-- start Exercise input --
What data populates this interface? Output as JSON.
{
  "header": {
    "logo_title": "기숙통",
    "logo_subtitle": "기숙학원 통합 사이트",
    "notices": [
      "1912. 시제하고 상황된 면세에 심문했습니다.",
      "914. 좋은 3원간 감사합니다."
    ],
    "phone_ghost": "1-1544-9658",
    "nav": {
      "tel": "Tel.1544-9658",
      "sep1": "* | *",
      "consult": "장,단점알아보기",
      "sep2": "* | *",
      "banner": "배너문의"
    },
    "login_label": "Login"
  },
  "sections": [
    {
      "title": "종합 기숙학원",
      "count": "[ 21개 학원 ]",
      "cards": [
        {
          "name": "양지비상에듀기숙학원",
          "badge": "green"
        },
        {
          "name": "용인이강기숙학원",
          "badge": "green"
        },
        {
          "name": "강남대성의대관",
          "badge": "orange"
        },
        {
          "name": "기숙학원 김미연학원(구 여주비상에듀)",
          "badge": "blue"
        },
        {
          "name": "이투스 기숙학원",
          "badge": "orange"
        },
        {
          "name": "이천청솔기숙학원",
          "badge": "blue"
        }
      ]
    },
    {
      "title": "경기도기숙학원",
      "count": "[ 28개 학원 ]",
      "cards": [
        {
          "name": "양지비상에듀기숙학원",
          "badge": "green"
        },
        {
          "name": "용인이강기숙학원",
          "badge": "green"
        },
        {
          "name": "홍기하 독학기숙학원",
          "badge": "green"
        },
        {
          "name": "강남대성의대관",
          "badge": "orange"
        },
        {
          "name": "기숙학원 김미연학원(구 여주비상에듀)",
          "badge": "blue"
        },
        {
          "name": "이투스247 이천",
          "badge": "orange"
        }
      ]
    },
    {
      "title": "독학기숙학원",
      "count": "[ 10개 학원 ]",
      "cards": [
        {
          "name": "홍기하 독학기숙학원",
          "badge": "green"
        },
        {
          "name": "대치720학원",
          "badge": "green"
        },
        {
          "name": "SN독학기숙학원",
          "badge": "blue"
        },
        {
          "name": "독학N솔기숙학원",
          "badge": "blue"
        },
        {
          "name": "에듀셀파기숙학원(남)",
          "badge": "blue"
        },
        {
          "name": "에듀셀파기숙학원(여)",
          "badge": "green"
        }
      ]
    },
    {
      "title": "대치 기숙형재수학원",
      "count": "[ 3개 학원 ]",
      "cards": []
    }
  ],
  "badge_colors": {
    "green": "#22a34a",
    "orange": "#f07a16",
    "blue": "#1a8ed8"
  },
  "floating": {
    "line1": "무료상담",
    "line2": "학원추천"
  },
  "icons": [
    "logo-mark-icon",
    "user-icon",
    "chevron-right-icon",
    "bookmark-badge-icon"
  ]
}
-- end Exercise input --
What needs to be done: Write out all the lines again, exactly as they are.

Finished task:
What data populates this interface? Output as JSON.
{
  "header": {
    "logo_title": "기숙통",
    "logo_subtitle": "기숙학원 통합 사이트",
    "notices": [
      "1912. 시제하고 상황된 면세에 심문했습니다.",
      "914. 좋은 3원간 감사합니다."
    ],
    "phone_ghost": "1-1544-9658",
    "nav": {
      "tel": "Tel.1544-9658",
      "sep1": "* | *",
      "consult": "장,단점알아보기",
      "sep2": "* | *",
      "banner": "배너문의"
    },
    "login_label": "Login"
  },
  "sections": [
    {
      "title": "종합 기숙학원",
      "count": "[ 21개 학원 ]",
      "cards": [
        {
          "name": "양지비상에듀기숙학원",
          "badge": "green"
        },
        {
          "name": "용인이강기숙학원",
          "badge": "green"
        },
        {
          "name": "강남대성의대관",
          "badge": "orange"
        },
        {
          "name": "기숙학원 김미연학원(구 여주비상에듀)",
          "badge": "blue"
        },
        {
          "name": "이투스 기숙학원",
          "badge": "orange"
        },
        {
          "name": "이천청솔기숙학원",
          "badge": "blue"
        }
      ]
    },
    {
      "title": "경기도기숙학원",
      "count": "[ 28개 학원 ]",
      "cards": [
        {
          "name": "양지비상에듀기숙학원",
          "badge": "green"
        },
        {
          "name": "용인이강기숙학원",
          "badge": "green"
        },
        {
          "name": "홍기하 독학기숙학원",
          "badge": "green"
        },
        {
          "name": "강남대성의대관",
          "badge": "orange"
        },
        {
          "name": "기숙학원 김미연학원(구 여주비상에듀)",
          "badge": "blue"
        },
        {
          "name": "이투스247 이천",
          "badge": "orange"
        }
      ]
    },
    {
      "title": "독학기숙학원",
      "count": "[ 10개 학원 ]",
      "cards": [
        {
          "name": "홍기하 독학기숙학원",
          "badge": "green"
        },
        {
          "name": "대치720학원",
          "badge": "green"
        },
        {
          "name": "SN독학기숙학원",
          "badge": "blue"
        },
        {
          "name": "독학N솔기숙학원",
          "badge": "blue"
        },
        {
          "name": "에듀셀파기숙학원(남)",
          "badge": "blue"
        },
        {
          "name": "에듀셀파기숙학원(여)",
          "badge": "green"
        }
      ]
    },
    {
      "title": "대치 기숙형재수학원",
      "count": "[ 3개 학원 ]",
      "cards": []
    }
  ],
  "badge_colors": {
    "green": "#22a34a",
    "orange": "#f07a16",
    "blue": "#1a8ed8"
  },
  "floating": {
    "line1": "무료상담",
    "line2": "학원추천"
  },
  "icons": [
    "logo-mark-icon",
    "user-icon",
    "chevron-right-icon",
    "bookmark-badge-icon"
  ]
}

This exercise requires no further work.